-- START --

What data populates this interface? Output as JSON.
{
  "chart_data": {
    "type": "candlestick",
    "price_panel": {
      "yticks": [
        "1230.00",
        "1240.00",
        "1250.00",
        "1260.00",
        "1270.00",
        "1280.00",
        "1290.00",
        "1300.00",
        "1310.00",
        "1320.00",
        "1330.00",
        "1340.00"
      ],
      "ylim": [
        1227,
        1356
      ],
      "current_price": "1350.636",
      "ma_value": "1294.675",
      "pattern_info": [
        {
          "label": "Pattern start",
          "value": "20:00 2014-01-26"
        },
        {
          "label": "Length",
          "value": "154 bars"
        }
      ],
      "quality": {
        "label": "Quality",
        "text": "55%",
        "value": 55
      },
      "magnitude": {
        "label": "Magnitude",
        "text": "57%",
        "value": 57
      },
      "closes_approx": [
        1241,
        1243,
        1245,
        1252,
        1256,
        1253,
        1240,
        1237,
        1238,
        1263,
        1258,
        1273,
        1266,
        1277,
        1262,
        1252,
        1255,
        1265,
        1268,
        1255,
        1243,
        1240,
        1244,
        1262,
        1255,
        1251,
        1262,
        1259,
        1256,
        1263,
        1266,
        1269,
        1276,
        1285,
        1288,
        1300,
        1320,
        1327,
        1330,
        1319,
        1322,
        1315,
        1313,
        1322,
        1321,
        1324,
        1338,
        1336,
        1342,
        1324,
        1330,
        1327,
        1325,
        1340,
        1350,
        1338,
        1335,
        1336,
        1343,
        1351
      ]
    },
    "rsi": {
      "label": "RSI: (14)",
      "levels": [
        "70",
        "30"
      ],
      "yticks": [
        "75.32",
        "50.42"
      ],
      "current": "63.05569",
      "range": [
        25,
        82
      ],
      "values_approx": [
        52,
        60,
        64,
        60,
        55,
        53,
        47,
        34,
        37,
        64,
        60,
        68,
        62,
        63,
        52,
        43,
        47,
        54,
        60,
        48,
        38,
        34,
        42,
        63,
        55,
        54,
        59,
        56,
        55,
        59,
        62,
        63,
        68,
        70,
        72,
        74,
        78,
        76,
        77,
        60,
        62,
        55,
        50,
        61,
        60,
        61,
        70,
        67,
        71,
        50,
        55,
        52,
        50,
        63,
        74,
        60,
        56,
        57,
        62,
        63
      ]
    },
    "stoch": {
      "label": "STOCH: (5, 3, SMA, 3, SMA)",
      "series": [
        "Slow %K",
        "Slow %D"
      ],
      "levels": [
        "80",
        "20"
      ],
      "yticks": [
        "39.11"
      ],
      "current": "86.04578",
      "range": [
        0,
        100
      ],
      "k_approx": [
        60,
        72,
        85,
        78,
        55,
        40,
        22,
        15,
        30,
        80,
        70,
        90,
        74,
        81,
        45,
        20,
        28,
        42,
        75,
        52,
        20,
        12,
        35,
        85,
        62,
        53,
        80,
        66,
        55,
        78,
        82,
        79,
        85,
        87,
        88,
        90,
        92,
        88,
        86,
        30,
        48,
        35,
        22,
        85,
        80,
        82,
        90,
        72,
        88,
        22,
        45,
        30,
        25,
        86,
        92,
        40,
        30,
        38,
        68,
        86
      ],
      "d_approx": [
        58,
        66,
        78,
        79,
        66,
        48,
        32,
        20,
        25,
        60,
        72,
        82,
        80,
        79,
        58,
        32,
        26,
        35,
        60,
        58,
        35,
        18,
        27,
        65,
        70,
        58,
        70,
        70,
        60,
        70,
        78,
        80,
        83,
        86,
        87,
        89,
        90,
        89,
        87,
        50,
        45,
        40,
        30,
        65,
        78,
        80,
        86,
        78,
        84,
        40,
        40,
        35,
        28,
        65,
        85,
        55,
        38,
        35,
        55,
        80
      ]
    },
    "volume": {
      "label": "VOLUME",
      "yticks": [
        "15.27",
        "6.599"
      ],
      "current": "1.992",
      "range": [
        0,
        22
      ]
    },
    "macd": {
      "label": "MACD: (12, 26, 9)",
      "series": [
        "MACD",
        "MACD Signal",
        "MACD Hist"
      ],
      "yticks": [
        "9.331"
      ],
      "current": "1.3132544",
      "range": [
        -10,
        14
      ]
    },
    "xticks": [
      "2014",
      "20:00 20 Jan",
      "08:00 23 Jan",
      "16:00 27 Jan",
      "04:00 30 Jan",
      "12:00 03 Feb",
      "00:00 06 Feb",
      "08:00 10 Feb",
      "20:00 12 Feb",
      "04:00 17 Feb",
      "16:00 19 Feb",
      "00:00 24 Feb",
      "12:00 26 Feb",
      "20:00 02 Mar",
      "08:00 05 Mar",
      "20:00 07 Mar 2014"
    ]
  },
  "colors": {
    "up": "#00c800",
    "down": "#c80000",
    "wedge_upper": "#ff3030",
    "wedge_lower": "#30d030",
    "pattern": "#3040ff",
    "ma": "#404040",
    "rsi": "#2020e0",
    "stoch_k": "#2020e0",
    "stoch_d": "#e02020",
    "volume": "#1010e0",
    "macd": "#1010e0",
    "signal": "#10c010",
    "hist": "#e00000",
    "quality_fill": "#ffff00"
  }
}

-- END --

▶ [Task goal]: Take the entries above and transcribe them exactly.

▶ [Output for this exercise]:
What data populates this interface? Output as JSON.
{
  "chart_data": {
    "type": "candlestick",
    "price_panel": {
      "yticks": [
        "1230.00",
        "1240.00",
        "1250.00",
        "1260.00",
        "1270.00",
        "1280.00",
        "1290.00",
        "1300.00",
        "1310.00",
        "1320.00",
        "1330.00",
        "1340.00"
      ],
      "ylim": [
        1227,
        1356
      ],
      "current_price": "1350.636",
      "ma_value": "1294.675",
      "pattern_info": [
        {
          "label": "Pattern start",
          "value": "20:00 2014-01-26"
        },
        {
          "label": "Length",
          "value": "154 bars"
        }
      ],
      "quality": {
        "label": "Quality",
        "text": "55%",
        "value": 55
      },
      "magnitude": {
        "label": "Magnitude",
        "text": "57%",
        "value": 57
      },
      "closes_approx": [
        1241,
        1243,
        1245,
        1252,
        1256,
        1253,
        1240,
        1237,
        1238,
        1263,
        1258,
        1273,
        1266,
        1277,
        1262,
        1252,
        1255,
        1265,
        1268,
        1255,
        1243,
        1240,
        1244,
        1262,
        1255,
        1251,
        1262,
        1259,
        1256,
        1263,
        1266,
        1269,
        1276,
        1285,
        1288,
        1300,
        1320,
        1327,
        1330,
        1319,
        1322,
        1315,
        1313,
        1322,
        1321,
        1324,
        1338,
        1336,
        1342,
        1324,
        1330,
        1327,
        1325,
        1340,
        1350,
        1338,
        1335,
        1336,
        1343,
        1351
      ]
    },
    "rsi": {
      "label": "RSI: (14)",
      "levels": [
        "70",
        "30"
      ],
      "yticks": [
        "75.32",
        "50.42"
      ],
      "current": "63.05569",
      "range": [
        25,
        82
      ],
      "values_approx": [
        52,
        60,
        64,
        60,
        55,
        53,
        47,
        34,
        37,
        64,
        60,
        68,
        62,
        63,
        52,
        43,
        47,
        54,
        60,
        48,
        38,
        34,
        42,
        63,
        55,
        54,
        59,
        56,
        55,
        59,
        62,
        63,
        68,
        70,
        72,
        74,
        78,
        76,
        77,
        60,
        62,
        55,
        50,
        61,
        60,
        61,
        70,
        67,
        71,
        50,
        55,
        52,
        50,
        63,
        74,
        60,
        56,
        57,
        62,
        63
      ]
    },
    "stoch": {
      "label": "STOCH: (5, 3, SMA, 3, SMA)",
      "series": [
        "Slow %K",
        "Slow %D"
      ],
      "levels": [
        "80",
        "20"
      ],
      "yticks": [
        "39.11"
      ],
      "current": "86.04578",
      "range": [
        0,
        100
      ],
      "k_approx": [
        60,
        72,
        85,
        78,
        55,
        40,
        22,
        15,
        30,
        80,
        70,
        90,
        74,
        81,
        45,
        20,
        28,
        42,
        75,
        52,
        20,
        12,
        35,
        85,
        62,
        53,
        80,
        66,
        55,
        78,
        82,
        79,
        85,
        87,
        88,
        90,
        92,
        88,
        86,
        30,
        48,
        35,
        22,
        85,
        80,
        82,
        90,
        72,
        88,
        22,
        45,
        30,
        25,
        86,
        92,
        40,
        30,
        38,
        68,
        86
      ],
      "d_approx": [
        58,
        66,
        78,
        79,
        66,
        48,
        32,
        20,
        25,
        60,
        72,
        82,
        80,
        79,
        58,
        32,
        26,
        35,
        60,
        58,
        35,
        18,
        27,
        65,
        70,
        58,
        70,
        70,
        60,
        70,
        78,
        80,
        83,
        86,
        87,
        89,
        90,
        89,
        87,
        50,
        45,
        40,
        30,
        65,
        78,
        80,
        86,
        78,
        84,
        40,
        40,
        35,
        28,
        65,
        85,
        55,
        38,
        35,
        55,
        80
      ]
    },
    "volume": {
      "label": "VOLUME",
      "yticks": [
        "15.27",
        "6.599"
      ],
      "current": "1.992",
      "range": [
        0,
        22
      ]
    },
    "macd": {
      "label": "MACD: (12, 26, 9)",
      "series": [
        "MACD",
        "MACD Signal",
        "MACD Hist"
      ],
      "yticks": [
        "9.331"
      ],
      "current": "1.3132544",
      "range": [
        -10,
        14
      ]
    },
    "xticks": [
      "2014",
      "20:00 20 Jan",
      "08:00 23 Jan",
      "16:00 27 Jan",
      "04:00 30 Jan",
      "12:00 03 Feb",
      "00:00 06 Feb",
      "08:00 10 Feb",
      "20:00 12 Feb",
      "04:00 17 Feb",
      "16:00 19 Feb",
      "00:00 24 Feb",
      "12:00 26 Feb",
      "20:00 02 Mar",
      "08:00 05 Mar",
      "20:00 07 Mar 2014"
    ]
  },
  "colors": {
    "up": "#00c800",
    "down": "#c80000",
    "wedge_upper": "#ff3030",
    "wedge_lower": "#30d030",
    "pattern": "#3040ff",
    "ma": "#404040",
    "rsi": "#2020e0",
    "stoch_k": "#2020e0",
    "stoch_d": "#e02020",
    "volume": "#1010e0",
    "macd": "#1010e0",
    "signal": "#10c010",
    "hist": "#e00000",
    "quality_fill": "#ffff00"
  }
}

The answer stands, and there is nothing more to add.